#### WHAT NEEDS TO BE DONE:
Examine the material below. Gather every line in which the string "JSON" appears.

++++++++++

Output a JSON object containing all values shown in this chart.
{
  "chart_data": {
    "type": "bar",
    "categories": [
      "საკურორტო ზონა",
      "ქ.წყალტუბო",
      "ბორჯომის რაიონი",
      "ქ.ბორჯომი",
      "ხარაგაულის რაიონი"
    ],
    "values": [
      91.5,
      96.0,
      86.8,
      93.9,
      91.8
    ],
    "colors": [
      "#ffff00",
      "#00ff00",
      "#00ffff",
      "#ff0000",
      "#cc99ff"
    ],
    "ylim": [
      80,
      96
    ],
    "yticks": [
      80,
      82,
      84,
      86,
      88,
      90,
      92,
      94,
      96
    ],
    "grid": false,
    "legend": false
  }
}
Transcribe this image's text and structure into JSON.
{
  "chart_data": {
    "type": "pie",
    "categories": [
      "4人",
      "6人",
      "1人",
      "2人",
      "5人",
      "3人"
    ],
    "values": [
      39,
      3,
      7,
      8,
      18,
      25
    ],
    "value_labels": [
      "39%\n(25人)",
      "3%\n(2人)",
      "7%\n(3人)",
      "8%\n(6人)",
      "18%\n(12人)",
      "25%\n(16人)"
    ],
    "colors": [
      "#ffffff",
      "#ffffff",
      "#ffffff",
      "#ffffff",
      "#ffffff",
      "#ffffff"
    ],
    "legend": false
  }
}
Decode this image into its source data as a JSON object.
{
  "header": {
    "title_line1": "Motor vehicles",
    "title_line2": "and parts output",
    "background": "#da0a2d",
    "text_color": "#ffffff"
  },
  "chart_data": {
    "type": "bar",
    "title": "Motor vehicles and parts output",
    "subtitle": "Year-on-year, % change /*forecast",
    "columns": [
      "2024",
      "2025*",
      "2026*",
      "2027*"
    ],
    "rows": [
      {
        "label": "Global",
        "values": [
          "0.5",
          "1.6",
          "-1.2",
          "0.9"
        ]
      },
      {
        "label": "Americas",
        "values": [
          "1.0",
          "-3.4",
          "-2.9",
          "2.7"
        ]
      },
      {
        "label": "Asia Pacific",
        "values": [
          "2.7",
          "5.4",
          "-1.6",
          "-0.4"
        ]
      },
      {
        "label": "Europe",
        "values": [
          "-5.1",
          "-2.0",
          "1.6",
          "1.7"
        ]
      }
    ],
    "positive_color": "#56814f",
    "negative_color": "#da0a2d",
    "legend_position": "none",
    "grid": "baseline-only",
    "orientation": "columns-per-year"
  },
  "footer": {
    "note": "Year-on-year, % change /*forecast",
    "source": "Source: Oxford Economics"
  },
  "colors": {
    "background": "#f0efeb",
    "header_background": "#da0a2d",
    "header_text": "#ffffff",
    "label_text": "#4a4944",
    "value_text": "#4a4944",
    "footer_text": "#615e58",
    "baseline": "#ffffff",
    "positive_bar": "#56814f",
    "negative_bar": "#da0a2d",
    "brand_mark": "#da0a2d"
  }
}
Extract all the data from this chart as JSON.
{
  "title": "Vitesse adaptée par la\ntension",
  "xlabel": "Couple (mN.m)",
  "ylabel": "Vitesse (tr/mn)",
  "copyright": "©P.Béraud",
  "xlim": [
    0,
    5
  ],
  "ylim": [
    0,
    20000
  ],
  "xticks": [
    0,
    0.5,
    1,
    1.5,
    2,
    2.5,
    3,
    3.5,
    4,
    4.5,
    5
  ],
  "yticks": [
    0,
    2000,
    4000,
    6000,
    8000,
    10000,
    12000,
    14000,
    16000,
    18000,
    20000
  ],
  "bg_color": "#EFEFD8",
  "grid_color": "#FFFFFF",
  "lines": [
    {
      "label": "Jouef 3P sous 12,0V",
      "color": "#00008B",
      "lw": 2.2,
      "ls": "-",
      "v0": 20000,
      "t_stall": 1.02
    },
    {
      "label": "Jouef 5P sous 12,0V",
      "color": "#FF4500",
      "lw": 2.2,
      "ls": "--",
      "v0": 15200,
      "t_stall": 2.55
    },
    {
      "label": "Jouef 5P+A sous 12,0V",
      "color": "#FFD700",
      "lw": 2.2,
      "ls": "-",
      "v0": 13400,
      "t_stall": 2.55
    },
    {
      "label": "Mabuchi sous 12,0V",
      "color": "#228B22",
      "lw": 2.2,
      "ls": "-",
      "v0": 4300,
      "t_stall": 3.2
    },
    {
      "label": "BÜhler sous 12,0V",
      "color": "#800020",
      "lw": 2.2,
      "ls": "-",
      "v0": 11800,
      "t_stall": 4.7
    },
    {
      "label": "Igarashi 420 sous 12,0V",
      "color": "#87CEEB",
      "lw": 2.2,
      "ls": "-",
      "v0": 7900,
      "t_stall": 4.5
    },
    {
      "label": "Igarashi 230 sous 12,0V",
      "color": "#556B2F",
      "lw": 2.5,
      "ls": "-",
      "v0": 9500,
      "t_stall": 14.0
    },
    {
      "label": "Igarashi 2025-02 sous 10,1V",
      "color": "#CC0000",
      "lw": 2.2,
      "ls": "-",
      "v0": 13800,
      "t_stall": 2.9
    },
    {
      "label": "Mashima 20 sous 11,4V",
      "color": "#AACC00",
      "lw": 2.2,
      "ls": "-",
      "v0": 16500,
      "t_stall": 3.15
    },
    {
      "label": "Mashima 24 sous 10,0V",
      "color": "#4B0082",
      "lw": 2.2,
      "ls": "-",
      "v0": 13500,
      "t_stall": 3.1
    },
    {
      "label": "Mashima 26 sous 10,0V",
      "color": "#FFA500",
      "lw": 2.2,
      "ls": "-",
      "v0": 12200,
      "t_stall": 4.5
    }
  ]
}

++++++++++

#### FULL OUTPUT:
Output a JSON object containing all values shown in this chart.
Transcribe this image's text and structure into JSON.
Decode this image into its source data as a JSON object.
Extract all the data from this chart as JSON.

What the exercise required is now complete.